Reproduce all of the listing below without alteration.

>> Begin SUPPLIED ENTRIES

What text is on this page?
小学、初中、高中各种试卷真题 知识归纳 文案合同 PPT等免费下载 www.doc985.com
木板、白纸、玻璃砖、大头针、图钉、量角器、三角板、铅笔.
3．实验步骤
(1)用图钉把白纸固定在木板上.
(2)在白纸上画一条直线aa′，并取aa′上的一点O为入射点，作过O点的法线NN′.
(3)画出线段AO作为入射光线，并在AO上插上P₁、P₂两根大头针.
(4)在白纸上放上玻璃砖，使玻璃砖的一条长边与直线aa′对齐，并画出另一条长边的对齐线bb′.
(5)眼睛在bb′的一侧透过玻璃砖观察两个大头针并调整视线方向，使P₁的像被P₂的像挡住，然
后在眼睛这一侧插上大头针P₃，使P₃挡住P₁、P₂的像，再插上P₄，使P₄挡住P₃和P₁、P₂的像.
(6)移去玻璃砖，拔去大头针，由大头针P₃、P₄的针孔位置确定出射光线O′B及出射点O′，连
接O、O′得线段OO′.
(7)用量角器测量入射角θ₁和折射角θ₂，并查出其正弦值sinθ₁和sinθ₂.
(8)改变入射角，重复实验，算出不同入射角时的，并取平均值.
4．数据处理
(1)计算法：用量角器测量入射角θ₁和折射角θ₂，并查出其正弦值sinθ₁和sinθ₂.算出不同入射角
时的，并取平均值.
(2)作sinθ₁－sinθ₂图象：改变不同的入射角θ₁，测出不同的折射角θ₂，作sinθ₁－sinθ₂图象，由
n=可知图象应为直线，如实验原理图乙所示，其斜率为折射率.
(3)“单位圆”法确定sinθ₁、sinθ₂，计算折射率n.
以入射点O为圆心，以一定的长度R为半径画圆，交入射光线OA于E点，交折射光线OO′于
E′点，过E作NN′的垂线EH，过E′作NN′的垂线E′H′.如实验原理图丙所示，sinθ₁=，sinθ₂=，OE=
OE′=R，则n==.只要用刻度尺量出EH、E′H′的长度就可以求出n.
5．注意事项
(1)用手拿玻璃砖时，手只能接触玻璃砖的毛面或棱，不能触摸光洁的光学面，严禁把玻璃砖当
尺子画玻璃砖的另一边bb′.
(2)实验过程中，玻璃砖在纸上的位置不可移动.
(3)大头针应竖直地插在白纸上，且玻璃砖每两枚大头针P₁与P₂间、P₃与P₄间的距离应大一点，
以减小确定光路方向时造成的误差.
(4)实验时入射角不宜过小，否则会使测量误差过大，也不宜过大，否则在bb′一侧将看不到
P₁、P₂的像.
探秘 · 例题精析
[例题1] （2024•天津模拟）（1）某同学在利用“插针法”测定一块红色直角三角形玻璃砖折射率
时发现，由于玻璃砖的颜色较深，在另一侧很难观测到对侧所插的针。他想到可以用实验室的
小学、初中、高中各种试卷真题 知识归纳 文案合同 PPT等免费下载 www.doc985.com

>> End SUPPLIED ENTRIES

OUTPUT OF THE EXERCISE:
What text is on this page?
小学、初中、高中各种试卷真题 知识归纳 文案合同 PPT等免费下载 www.doc985.com
木板、白纸、玻璃砖、大头针、图钉、量角器、三角板、铅笔.
3．实验步骤
(1)用图钉把白纸固定在木板上.
(2)在白纸上画一条直线aa′，并取aa′上的一点O为入射点，作过O点的法线NN′.
(3)画出线段AO作为入射光线，并在AO上插上P₁、P₂两根大头针.
(4)在白纸上放上玻璃砖，使玻璃砖的一条长边与直线aa′对齐，并画出另一条长边的对齐线bb′.
(5)眼睛在bb′的一侧透过玻璃砖观察两个大头针并调整视线方向，使P₁的像被P₂的像挡住，然
后在眼睛这一侧插上大头针P₃，使P₃挡住P₁、P₂的像，再插上P₄，使P₄挡住P₃和P₁、P₂的像.
(6)移去玻璃砖，拔去大头针，由大头针P₃、P₄的针孔位置确定出射光线O′B及出射点O′，连
接O、O′得线段OO′.
(7)用量角器测量入射角θ₁和折射角θ₂，并查出其正弦值sinθ₁和sinθ₂.
(8)改变入射角，重复实验，算出不同入射角时的，并取平均值.
4．数据处理
(1)计算法：用量角器测量入射角θ₁和折射角θ₂，并查出其正弦值sinθ₁和sinθ₂.算出不同入射角
时的，并取平均值.
(2)作sinθ₁－sinθ₂图象：改变不同的入射角θ₁，测出不同的折射角θ₂，作sinθ₁－sinθ₂图象，由
n=可知图象应为直线，如实验原理图乙所示，其斜率为折射率.
(3)“单位圆”法确定sinθ₁、sinθ₂，计算折射率n.
以入射点O为圆心，以一定的长度R为半径画圆，交入射光线OA于E点，交折射光线OO′于
E′点，过E作NN′的垂线EH，过E′作NN′的垂线E′H′.如实验原理图丙所示，sinθ₁=，sinθ₂=，OE=
OE′=R，则n==.只要用刻度尺量出EH、E′H′的长度就可以求出n.
5．注意事项
(1)用手拿玻璃砖时，手只能接触玻璃砖的毛面或棱，不能触摸光洁的光学面，严禁把玻璃砖当
尺子画玻璃砖的另一边bb′.
(2)实验过程中，玻璃砖在纸上的位置不可移动.
(3)大头针应竖直地插在白纸上，且玻璃砖每两枚大头针P₁与P₂间、P₃与P₄间的距离应大一点，
以减小确定光路方向时造成的误差.
(4)实验时入射角不宜过小，否则会使测量误差过大，也不宜过大，否则在bb′一侧将看不到
P₁、P₂的像.
探秘 · 例题精析
[例题1] （2024•天津模拟）（1）某同学在利用“插针法”测定一块红色直角三角形玻璃砖折射率
时发现，由于玻璃砖的颜色较深，在另一侧很难观测到对侧所插的针。他想到可以用实验室的
小学、初中、高中各种试卷真题 知识归纳 文案合同 PPT等免费下载 www.doc985.com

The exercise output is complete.